**Data entries**
# # # # # # #
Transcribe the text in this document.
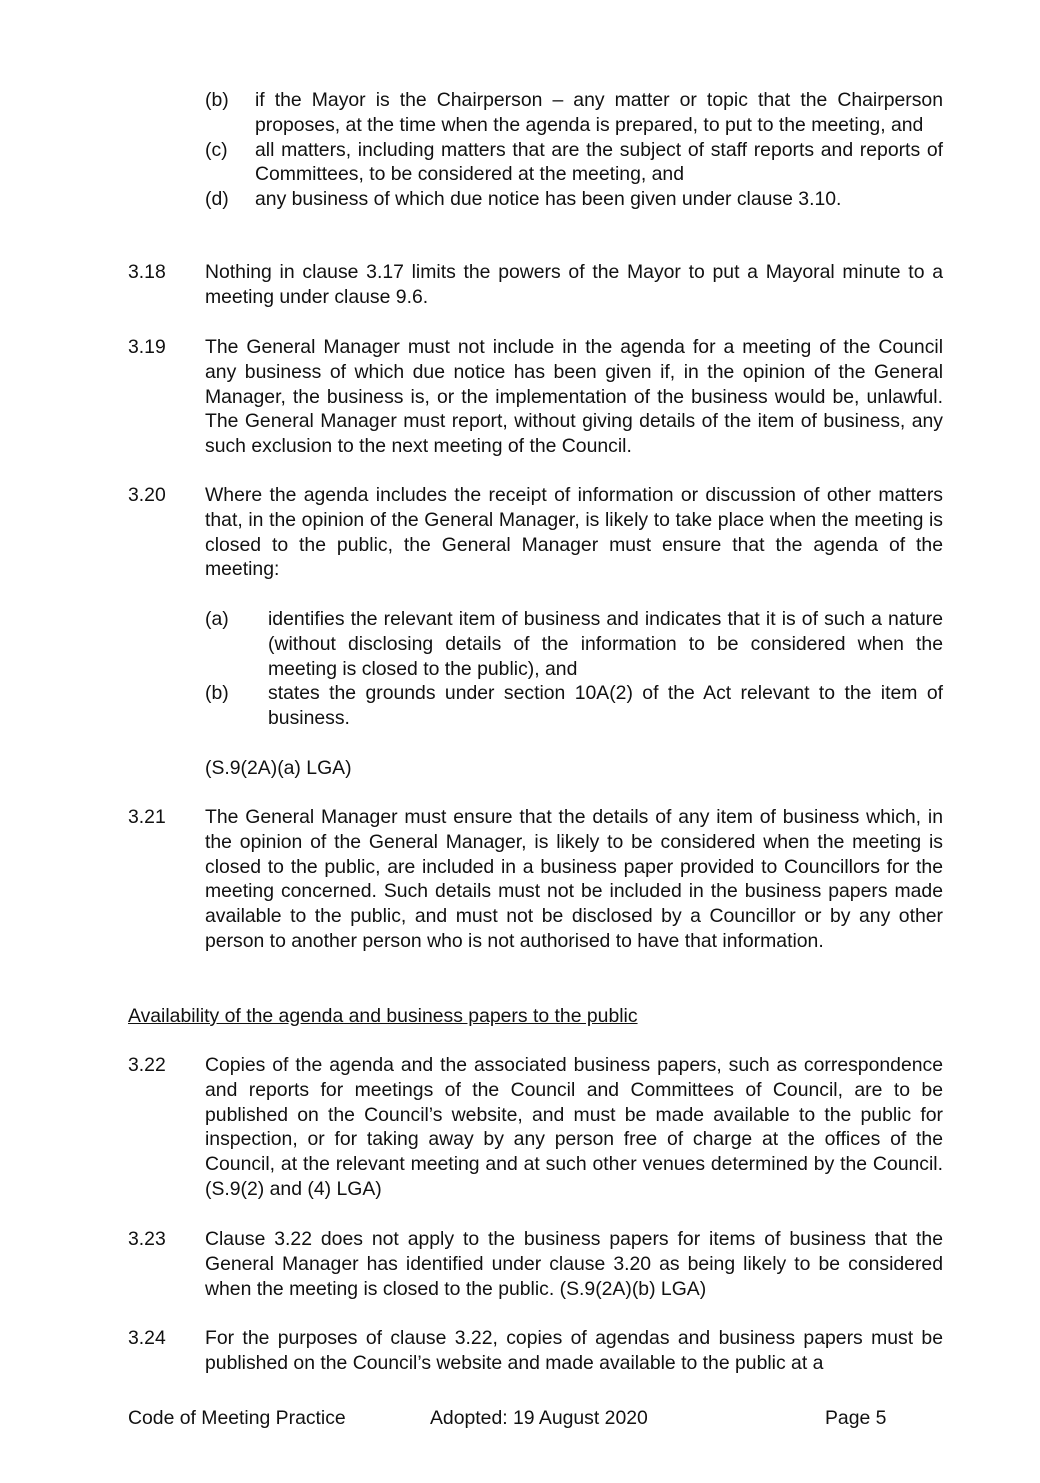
(b) if the Mayor is the Chairperson – any matter or topic that the Chairperson proposes, at the time when the agenda is prepared, to put to the meeting, and
(c) all matters, including matters that are the subject of staff reports and reports of Committees, to be considered at the meeting, and
(d) any business of which due notice has been given under clause 3.10.
3.18	Nothing in clause 3.17 limits the powers of the Mayor to put a Mayoral minute to a meeting under clause 9.6.
3.19	The General Manager must not include in the agenda for a meeting of the Council any business of which due notice has been given if, in the opinion of the General Manager, the business is, or the implementation of the business would be, unlawful. The General Manager must report, without giving details of the item of business, any such exclusion to the next meeting of the Council.
3.20	Where the agenda includes the receipt of information or discussion of other matters that, in the opinion of the General Manager, is likely to take place when the meeting is closed to the public, the General Manager must ensure that the agenda of the meeting:
(a) identifies the relevant item of business and indicates that it is of such a nature (without disclosing details of the information to be considered when the meeting is closed to the public), and
(b) states the grounds under section 10A(2) of the Act relevant to the item of business.
(S.9(2A)(a) LGA)
3.21	The General Manager must ensure that the details of any item of business which, in the opinion of the General Manager, is likely to be considered when the meeting is closed to the public, are included in a business paper provided to Councillors for the meeting concerned. Such details must not be included in the business papers made available to the public, and must not be disclosed by a Councillor or by any other person to another person who is not authorised to have that information.
Availability of the agenda and business papers to the public
3.22	Copies of the agenda and the associated business papers, such as correspondence and reports for meetings of the Council and Committees of Council, are to be published on the Council’s website, and must be made available to the public for inspection, or for taking away by any person free of charge at the offices of the Council, at the relevant meeting and at such other venues determined by the Council. (S.9(2) and (4) LGA)
3.23	Clause 3.22 does not apply to the business papers for items of business that the General Manager has identified under clause 3.20 as being likely to be considered when the meeting is closed to the public. (S.9(2A)(b) LGA)
3.24	For the purposes of clause 3.22, copies of agendas and business papers must be published on the Council’s website and made available to the public at a
Code of Meeting Practice	Adopted: 19 August 2020	Page 5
# # # # # # #
**WHAT TO DO**
Which lines hold the word "given"? Return all of them from the records above.

**THE SOLUTION**
(d) any business of which due notice has been given under clause 3.10.
3.19	The General Manager must not include in the agenda for a meeting of the Council any business of which due notice has been given if, in the opinion of the General Manager, the business is, or the implementation of the business would be, unlawful. The General Manager must report, without giving details of the item of business, any such exclusion to the next meeting of the Council.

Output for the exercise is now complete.